What the exercise asks:
Transcribe every line of the data below verbatim, omitting the pictures.

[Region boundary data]
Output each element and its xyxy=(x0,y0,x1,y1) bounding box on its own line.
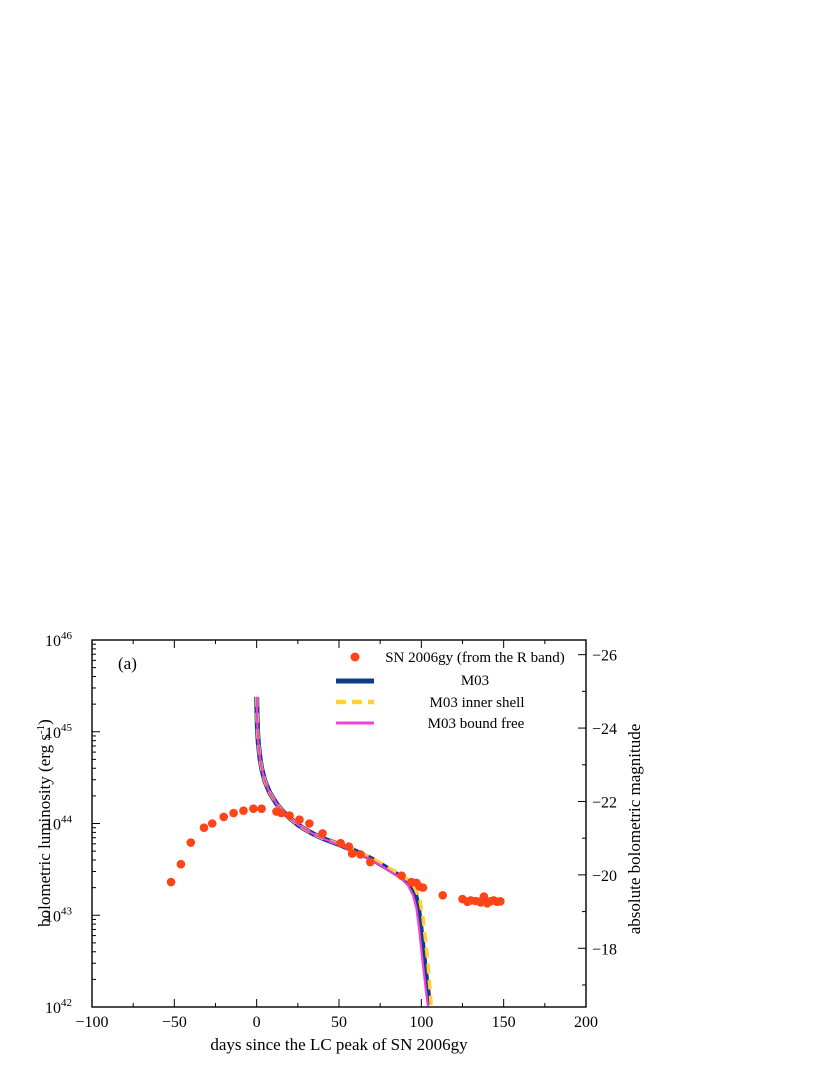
y-tick-label-exponent: 42 xyxy=(61,997,72,1009)
y-axis-label: bolometric luminosity (erg s-1) xyxy=(35,719,54,927)
y-tick-label: 1045 xyxy=(45,722,73,742)
x-tick-label: 50 xyxy=(331,1014,347,1031)
y-tick-label: 1044 xyxy=(45,814,73,834)
y-tick-label-base: 10 xyxy=(45,725,61,742)
y-tick-label-exponent: 46 xyxy=(61,630,73,642)
data-point-sn2006gy xyxy=(295,815,304,825)
data-point-sn2006gy xyxy=(344,842,354,851)
series-line-m03-inner-shell xyxy=(254,696,433,1006)
data-point-sn2006gy xyxy=(219,812,229,822)
plot-frame xyxy=(91,639,587,1008)
right-axis-tick-label: −22 xyxy=(592,794,617,811)
right-axis-ticks xyxy=(578,654,586,986)
y-tick-label-base: 10 xyxy=(45,817,61,834)
data-point-sn2006gy xyxy=(229,808,238,818)
right-axis-tick-label: −18 xyxy=(592,941,617,958)
y-tick-label: 1043 xyxy=(45,905,73,925)
data-point-sn2006gy xyxy=(356,850,365,859)
panel-label: (a) xyxy=(118,654,137,673)
y-axis-label-close: ) xyxy=(35,719,54,725)
series-layer xyxy=(166,696,505,1007)
data-point-sn2006gy xyxy=(336,838,345,848)
data-point-sn2006gy xyxy=(277,808,286,818)
data-point-sn2006gy xyxy=(418,883,428,892)
right-axis-tick-label: −24 xyxy=(592,721,617,738)
data-point-sn2006gy xyxy=(186,838,196,847)
series-line-m03 xyxy=(254,696,433,1006)
x-tick-label: 150 xyxy=(492,1014,516,1031)
y-tick-label-base: 10 xyxy=(45,908,61,925)
y-tick-label-exponent: 44 xyxy=(61,814,73,826)
series-line-m03-bound-free xyxy=(255,696,430,1007)
legend-label-sn2006gy: SN 2006gy (from the R band) xyxy=(385,650,565,666)
x-tick-label: 0 xyxy=(253,1014,261,1031)
x-tick-label: 200 xyxy=(574,1014,598,1031)
legend-marker-sn2006gy xyxy=(350,652,360,662)
y-axis-label-exponent: -1 xyxy=(35,725,47,734)
x-tick-label: −50 xyxy=(162,1014,187,1031)
data-point-sn2006gy xyxy=(239,806,248,815)
legend-label-m03: M03 xyxy=(461,673,489,689)
y-tick-label-exponent: 45 xyxy=(61,722,73,734)
data-point-sn2006gy xyxy=(199,823,209,832)
legend-label-m03-inner-shell: M03 inner shell xyxy=(430,695,525,711)
legend: SN 2006gy (from the R band) M03 M03 inne… xyxy=(336,650,565,732)
data-point-sn2006gy xyxy=(347,849,357,858)
y-tick-label: 1046 xyxy=(45,630,73,650)
data-point-sn2006gy xyxy=(496,896,505,906)
x-tick-labels: −100 −50 0 50 100 150 200 xyxy=(75,1014,598,1031)
data-point-sn2006gy xyxy=(397,871,406,880)
data-point-sn2006gy xyxy=(207,819,217,828)
x-tick-label: −100 xyxy=(75,1014,108,1031)
data-point-sn2006gy xyxy=(318,829,327,838)
y-tick-label: 1042 xyxy=(45,997,72,1017)
data-point-sn2006gy xyxy=(365,857,375,867)
data-point-sn2006gy xyxy=(257,804,266,813)
right-axis-tick-labels: −26 −24 −22 −20 −18 xyxy=(592,648,617,959)
y-tick-label-base: 10 xyxy=(45,633,61,650)
data-point-sn2006gy xyxy=(305,819,314,828)
right-axis-tick-label: −20 xyxy=(592,868,617,885)
legend-label-m03-bound-free: M03 bound free xyxy=(428,716,525,732)
y-tick-label-base: 10 xyxy=(45,1000,61,1017)
y-tick-label-exponent: 43 xyxy=(61,905,73,917)
data-point-sn2006gy xyxy=(285,811,294,820)
right-axis-label: absolute bolometric magnitude xyxy=(625,724,644,935)
right-axis-tick-label: −26 xyxy=(592,648,617,665)
data-point-sn2006gy xyxy=(176,859,186,869)
data-point-sn2006gy xyxy=(166,877,176,887)
y-axis-label-text: bolometric luminosity (erg s xyxy=(35,734,54,927)
data-point-sn2006gy xyxy=(249,804,258,813)
x-axis-label: days since the LC peak of SN 2006gy xyxy=(210,1035,468,1054)
data-point-sn2006gy xyxy=(438,890,448,900)
data-point-sn2006gy xyxy=(479,892,489,901)
x-tick-label: 100 xyxy=(409,1014,433,1031)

Written solution:
Output each element and its xyxy=(x0,y0,x1,y1) bounding box on its own line.
y-tick-label-exponent: 42 xyxy=(61,997,72,1009)
y-axis-label: bolometric luminosity (erg s-1) xyxy=(35,719,54,927)
y-tick-label: 1045 xyxy=(45,722,73,742)
x-tick-label: 50 xyxy=(331,1014,347,1031)
y-tick-label: 1044 xyxy=(45,814,73,834)
y-tick-label-base: 10 xyxy=(45,725,61,742)
y-tick-label-exponent: 46 xyxy=(61,630,73,642)
data-point-sn2006gy xyxy=(295,815,304,825)
data-point-sn2006gy xyxy=(344,842,354,851)
series-line-m03-inner-shell xyxy=(254,696,433,1006)
data-point-sn2006gy xyxy=(219,812,229,822)
plot-frame xyxy=(91,639,587,1008)
right-axis-tick-label: −22 xyxy=(592,794,617,811)
right-axis-ticks xyxy=(578,654,586,986)
y-tick-label-base: 10 xyxy=(45,817,61,834)
data-point-sn2006gy xyxy=(229,808,238,818)
right-axis-tick-label: −18 xyxy=(592,941,617,958)
y-tick-label: 1043 xyxy=(45,905,73,925)
data-point-sn2006gy xyxy=(356,850,365,859)
panel-label: (a) xyxy=(118,654,137,673)
y-axis-label-close: ) xyxy=(35,719,54,725)
series-layer xyxy=(166,696,505,1007)
data-point-sn2006gy xyxy=(336,838,345,848)
data-point-sn2006gy xyxy=(277,808,286,818)
data-point-sn2006gy xyxy=(418,883,428,892)
right-axis-tick-label: −24 xyxy=(592,721,617,738)
data-point-sn2006gy xyxy=(186,838,196,847)
series-line-m03 xyxy=(254,696,433,1006)
x-tick-label: 150 xyxy=(492,1014,516,1031)
y-tick-label-base: 10 xyxy=(45,908,61,925)
y-tick-label-exponent: 44 xyxy=(61,814,73,826)
series-line-m03-bound-free xyxy=(255,696,430,1007)
legend-label-sn2006gy: SN 2006gy (from the R band) xyxy=(385,650,565,666)
x-tick-label: 0 xyxy=(253,1014,261,1031)
x-tick-label: 200 xyxy=(574,1014,598,1031)
legend-marker-sn2006gy xyxy=(350,652,360,662)
y-axis-label-exponent: -1 xyxy=(35,725,47,734)
x-tick-label: −50 xyxy=(162,1014,187,1031)
data-point-sn2006gy xyxy=(239,806,248,815)
legend-label-m03: M03 xyxy=(461,673,489,689)
y-tick-label-exponent: 45 xyxy=(61,722,73,734)
data-point-sn2006gy xyxy=(199,823,209,832)
legend-label-m03-inner-shell: M03 inner shell xyxy=(430,695,525,711)
legend: SN 2006gy (from the R band) M03 M03 inne… xyxy=(336,650,565,732)
data-point-sn2006gy xyxy=(347,849,357,858)
y-tick-label: 1046 xyxy=(45,630,73,650)
data-point-sn2006gy xyxy=(496,896,505,906)
x-tick-labels: −100 −50 0 50 100 150 200 xyxy=(75,1014,598,1031)
data-point-sn2006gy xyxy=(397,871,406,880)
data-point-sn2006gy xyxy=(207,819,217,828)
x-tick-label: −100 xyxy=(75,1014,108,1031)
data-point-sn2006gy xyxy=(318,829,327,838)
y-tick-label: 1042 xyxy=(45,997,72,1017)
data-point-sn2006gy xyxy=(365,857,375,867)
data-point-sn2006gy xyxy=(257,804,266,813)
right-axis-tick-labels: −26 −24 −22 −20 −18 xyxy=(592,648,617,959)
y-tick-label-base: 10 xyxy=(45,633,61,650)
data-point-sn2006gy xyxy=(305,819,314,828)
right-axis-tick-label: −20 xyxy=(592,868,617,885)
legend-label-m03-bound-free: M03 bound free xyxy=(428,716,525,732)
y-tick-label-base: 10 xyxy=(45,1000,61,1017)
y-tick-label-exponent: 43 xyxy=(61,905,73,917)
data-point-sn2006gy xyxy=(285,811,294,820)
right-axis-label: absolute bolometric magnitude xyxy=(625,724,644,935)
right-axis-tick-label: −26 xyxy=(592,648,617,665)
data-point-sn2006gy xyxy=(176,859,186,869)
data-point-sn2006gy xyxy=(166,877,176,887)
y-axis-label-text: bolometric luminosity (erg s xyxy=(35,734,54,927)
data-point-sn2006gy xyxy=(249,804,258,813)
x-axis-label: days since the LC peak of SN 2006gy xyxy=(210,1035,468,1054)
data-point-sn2006gy xyxy=(438,890,448,900)
data-point-sn2006gy xyxy=(479,892,489,901)
x-tick-label: 100 xyxy=(409,1014,433,1031)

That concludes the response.